→ **Set problem**: Could you reproduce every one of the records below line for line, without changing a single character?

→ **Data entries**:
──────────

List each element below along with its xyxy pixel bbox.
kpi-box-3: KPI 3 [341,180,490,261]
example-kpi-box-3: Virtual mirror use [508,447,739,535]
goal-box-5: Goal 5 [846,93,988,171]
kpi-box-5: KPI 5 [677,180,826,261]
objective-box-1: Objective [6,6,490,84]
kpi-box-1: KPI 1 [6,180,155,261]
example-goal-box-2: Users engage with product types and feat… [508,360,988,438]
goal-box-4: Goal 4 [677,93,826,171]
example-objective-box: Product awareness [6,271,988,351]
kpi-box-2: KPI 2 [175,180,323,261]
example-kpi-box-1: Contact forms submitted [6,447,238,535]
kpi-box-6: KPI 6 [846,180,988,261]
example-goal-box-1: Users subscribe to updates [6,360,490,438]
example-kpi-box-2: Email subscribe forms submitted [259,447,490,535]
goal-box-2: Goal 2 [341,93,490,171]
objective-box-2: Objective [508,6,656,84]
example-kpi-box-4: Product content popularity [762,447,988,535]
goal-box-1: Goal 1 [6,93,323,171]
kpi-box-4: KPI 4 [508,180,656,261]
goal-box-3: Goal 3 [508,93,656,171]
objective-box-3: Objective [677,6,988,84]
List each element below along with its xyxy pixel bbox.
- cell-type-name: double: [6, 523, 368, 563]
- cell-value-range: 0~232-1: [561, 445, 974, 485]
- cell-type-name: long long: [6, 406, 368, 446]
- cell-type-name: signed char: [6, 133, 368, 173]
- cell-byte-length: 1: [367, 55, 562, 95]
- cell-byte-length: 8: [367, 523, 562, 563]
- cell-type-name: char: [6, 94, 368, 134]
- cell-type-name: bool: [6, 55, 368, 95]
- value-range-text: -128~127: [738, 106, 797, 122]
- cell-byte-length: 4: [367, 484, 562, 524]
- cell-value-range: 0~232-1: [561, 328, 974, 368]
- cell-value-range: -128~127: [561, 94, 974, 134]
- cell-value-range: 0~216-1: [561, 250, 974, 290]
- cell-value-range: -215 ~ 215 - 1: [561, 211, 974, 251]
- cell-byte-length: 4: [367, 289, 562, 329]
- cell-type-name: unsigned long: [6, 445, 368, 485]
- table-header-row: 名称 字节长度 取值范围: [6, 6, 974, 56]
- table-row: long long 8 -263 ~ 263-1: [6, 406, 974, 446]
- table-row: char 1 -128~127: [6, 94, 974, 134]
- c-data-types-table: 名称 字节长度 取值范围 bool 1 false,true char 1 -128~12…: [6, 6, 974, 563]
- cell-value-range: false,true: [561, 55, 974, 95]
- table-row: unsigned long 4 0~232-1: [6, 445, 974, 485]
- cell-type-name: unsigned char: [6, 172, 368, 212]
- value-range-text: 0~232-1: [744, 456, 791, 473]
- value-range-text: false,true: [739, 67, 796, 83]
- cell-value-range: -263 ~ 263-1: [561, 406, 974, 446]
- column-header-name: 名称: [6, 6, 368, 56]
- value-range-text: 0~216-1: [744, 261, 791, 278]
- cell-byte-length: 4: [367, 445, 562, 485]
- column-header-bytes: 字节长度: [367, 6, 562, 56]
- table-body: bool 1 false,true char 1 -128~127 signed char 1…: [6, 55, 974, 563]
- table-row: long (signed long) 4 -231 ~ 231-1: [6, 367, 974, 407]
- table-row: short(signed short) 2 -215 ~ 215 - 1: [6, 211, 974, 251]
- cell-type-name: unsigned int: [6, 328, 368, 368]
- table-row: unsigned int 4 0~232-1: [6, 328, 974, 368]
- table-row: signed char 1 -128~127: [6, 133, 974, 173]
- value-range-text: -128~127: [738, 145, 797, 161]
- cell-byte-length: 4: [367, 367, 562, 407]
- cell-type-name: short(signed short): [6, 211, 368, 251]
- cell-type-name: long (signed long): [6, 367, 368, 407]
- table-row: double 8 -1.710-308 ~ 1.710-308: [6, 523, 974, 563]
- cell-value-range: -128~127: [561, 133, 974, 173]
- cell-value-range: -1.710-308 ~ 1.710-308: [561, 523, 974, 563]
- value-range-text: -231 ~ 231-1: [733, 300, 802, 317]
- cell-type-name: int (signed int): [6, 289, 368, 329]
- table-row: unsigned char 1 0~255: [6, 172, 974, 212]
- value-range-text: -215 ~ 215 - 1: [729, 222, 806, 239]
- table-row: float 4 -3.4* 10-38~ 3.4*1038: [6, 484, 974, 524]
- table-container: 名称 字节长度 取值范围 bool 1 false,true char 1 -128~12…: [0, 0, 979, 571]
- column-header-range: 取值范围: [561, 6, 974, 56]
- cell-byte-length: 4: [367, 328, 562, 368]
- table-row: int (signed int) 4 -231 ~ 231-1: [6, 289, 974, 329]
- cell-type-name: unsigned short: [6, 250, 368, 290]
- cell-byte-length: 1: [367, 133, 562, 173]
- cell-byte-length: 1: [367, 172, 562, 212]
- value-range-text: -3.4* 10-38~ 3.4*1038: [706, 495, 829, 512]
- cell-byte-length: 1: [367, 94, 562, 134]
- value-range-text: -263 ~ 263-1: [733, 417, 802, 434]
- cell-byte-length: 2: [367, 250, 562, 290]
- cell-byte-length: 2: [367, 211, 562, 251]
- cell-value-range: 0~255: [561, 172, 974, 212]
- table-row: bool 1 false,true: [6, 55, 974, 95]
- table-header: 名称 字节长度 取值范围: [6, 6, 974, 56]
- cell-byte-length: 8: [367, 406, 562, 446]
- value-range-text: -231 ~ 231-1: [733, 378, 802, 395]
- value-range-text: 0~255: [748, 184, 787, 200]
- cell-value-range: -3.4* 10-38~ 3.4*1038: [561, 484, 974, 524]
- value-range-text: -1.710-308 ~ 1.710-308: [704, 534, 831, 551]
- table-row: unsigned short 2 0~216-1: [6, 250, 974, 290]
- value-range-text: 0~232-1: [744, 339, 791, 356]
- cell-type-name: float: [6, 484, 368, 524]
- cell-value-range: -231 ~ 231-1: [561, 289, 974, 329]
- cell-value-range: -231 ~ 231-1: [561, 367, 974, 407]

──────────

→ **Response to the task**:
List each element below along with its xyxy pixel bbox.
kpi-box-3: KPI 3 [341,180,490,261]
example-kpi-box-3: Virtual mirror use [508,447,739,535]
goal-box-5: Goal 5 [846,93,988,171]
kpi-box-5: KPI 5 [677,180,826,261]
objective-box-1: Objective [6,6,490,84]
kpi-box-1: KPI 1 [6,180,155,261]
example-goal-box-2: Users engage with product types and feat… [508,360,988,438]
goal-box-4: Goal 4 [677,93,826,171]
example-objective-box: Product awareness [6,271,988,351]
kpi-box-2: KPI 2 [175,180,323,261]
example-kpi-box-1: Contact forms submitted [6,447,238,535]
kpi-box-6: KPI 6 [846,180,988,261]
example-goal-box-1: Users subscribe to updates [6,360,490,438]
example-kpi-box-2: Email subscribe forms submitted [259,447,490,535]
goal-box-2: Goal 2 [341,93,490,171]
objective-box-2: Objective [508,6,656,84]
example-kpi-box-4: Product content popularity [762,447,988,535]
goal-box-1: Goal 1 [6,93,323,171]
kpi-box-4: KPI 4 [508,180,656,261]
goal-box-3: Goal 3 [508,93,656,171]
objective-box-3: Objective [677,6,988,84]
List each element below along with its xyxy pixel bbox.
- cell-type-name: double: [6, 523, 368, 563]
- cell-value-range: 0~232-1: [561, 445, 974, 485]
- cell-type-name: long long: [6, 406, 368, 446]
- cell-type-name: signed char: [6, 133, 368, 173]
- cell-byte-length: 1: [367, 55, 562, 95]
- cell-byte-length: 8: [367, 523, 562, 563]
- cell-type-name: char: [6, 94, 368, 134]
- cell-type-name: bool: [6, 55, 368, 95]
- value-range-text: -128~127: [738, 106, 797, 122]
- cell-byte-length: 4: [367, 484, 562, 524]
- cell-value-range: 0~232-1: [561, 328, 974, 368]
- cell-value-range: -128~127: [561, 94, 974, 134]
- cell-value-range: 0~216-1: [561, 250, 974, 290]
- cell-value-range: -215 ~ 215 - 1: [561, 211, 974, 251]
- cell-byte-length: 4: [367, 289, 562, 329]
- cell-type-name: unsigned long: [6, 445, 368, 485]
- table-header-row: 名称 字节长度 取值范围: [6, 6, 974, 56]
- table-row: long long 8 -263 ~ 263-1: [6, 406, 974, 446]
- table-row: char 1 -128~127: [6, 94, 974, 134]
- c-data-types-table: 名称 字节长度 取值范围 bool 1 false,true char 1 -128~12…: [6, 6, 974, 563]
- cell-value-range: false,true: [561, 55, 974, 95]
- table-row: unsigned long 4 0~232-1: [6, 445, 974, 485]
- cell-type-name: unsigned char: [6, 172, 368, 212]
- value-range-text: 0~232-1: [744, 456, 791, 473]
- value-range-text: false,true: [739, 67, 796, 83]
- cell-value-range: -263 ~ 263-1: [561, 406, 974, 446]
- column-header-name: 名称: [6, 6, 368, 56]
- value-range-text: 0~216-1: [744, 261, 791, 278]
- cell-byte-length: 4: [367, 445, 562, 485]
- column-header-bytes: 字节长度: [367, 6, 562, 56]
- table-body: bool 1 false,true char 1 -128~127 signed char 1…: [6, 55, 974, 563]
- table-row: long (signed long) 4 -231 ~ 231-1: [6, 367, 974, 407]
- table-row: short(signed short) 2 -215 ~ 215 - 1: [6, 211, 974, 251]
- cell-type-name: unsigned int: [6, 328, 368, 368]
- table-row: unsigned int 4 0~232-1: [6, 328, 974, 368]
- table-row: signed char 1 -128~127: [6, 133, 974, 173]
- value-range-text: -128~127: [738, 145, 797, 161]
- cell-byte-length: 4: [367, 367, 562, 407]
- cell-type-name: short(signed short): [6, 211, 368, 251]
- cell-type-name: long (signed long): [6, 367, 368, 407]
- table-row: double 8 -1.710-308 ~ 1.710-308: [6, 523, 974, 563]
- cell-value-range: -128~127: [561, 133, 974, 173]
- cell-value-range: -1.710-308 ~ 1.710-308: [561, 523, 974, 563]
- value-range-text: -231 ~ 231-1: [733, 300, 802, 317]
- cell-type-name: int (signed int): [6, 289, 368, 329]
- table-row: unsigned char 1 0~255: [6, 172, 974, 212]
- value-range-text: -215 ~ 215 - 1: [729, 222, 806, 239]
- table-row: float 4 -3.4* 10-38~ 3.4*1038: [6, 484, 974, 524]
- table-container: 名称 字节长度 取值范围 bool 1 false,true char 1 -128~12…: [0, 0, 979, 571]
- column-header-range: 取值范围: [561, 6, 974, 56]
- cell-byte-length: 4: [367, 328, 562, 368]
- table-row: int (signed int) 4 -231 ~ 231-1: [6, 289, 974, 329]
- cell-type-name: unsigned short: [6, 250, 368, 290]
- cell-byte-length: 1: [367, 133, 562, 173]
- cell-byte-length: 1: [367, 172, 562, 212]
- value-range-text: -3.4* 10-38~ 3.4*1038: [706, 495, 829, 512]
- cell-byte-length: 1: [367, 94, 562, 134]
- value-range-text: -263 ~ 263-1: [733, 417, 802, 434]
- cell-byte-length: 2: [367, 250, 562, 290]
- cell-byte-length: 2: [367, 211, 562, 251]
- cell-value-range: 0~255: [561, 172, 974, 212]
- table-row: bool 1 false,true: [6, 55, 974, 95]
- table-header: 名称 字节长度 取值范围: [6, 6, 974, 56]
- cell-byte-length: 8: [367, 406, 562, 446]
- value-range-text: -231 ~ 231-1: [733, 378, 802, 395]
- value-range-text: 0~255: [748, 184, 787, 200]
- cell-value-range: -3.4* 10-38~ 3.4*1038: [561, 484, 974, 524]
- value-range-text: -1.710-308 ~ 1.710-308: [704, 534, 831, 551]
- table-row: unsigned short 2 0~216-1: [6, 250, 974, 290]
- value-range-text: 0~232-1: [744, 339, 791, 356]
- cell-type-name: float: [6, 484, 368, 524]
- cell-value-range: -231 ~ 231-1: [561, 289, 974, 329]
- cell-value-range: -231 ~ 231-1: [561, 367, 974, 407]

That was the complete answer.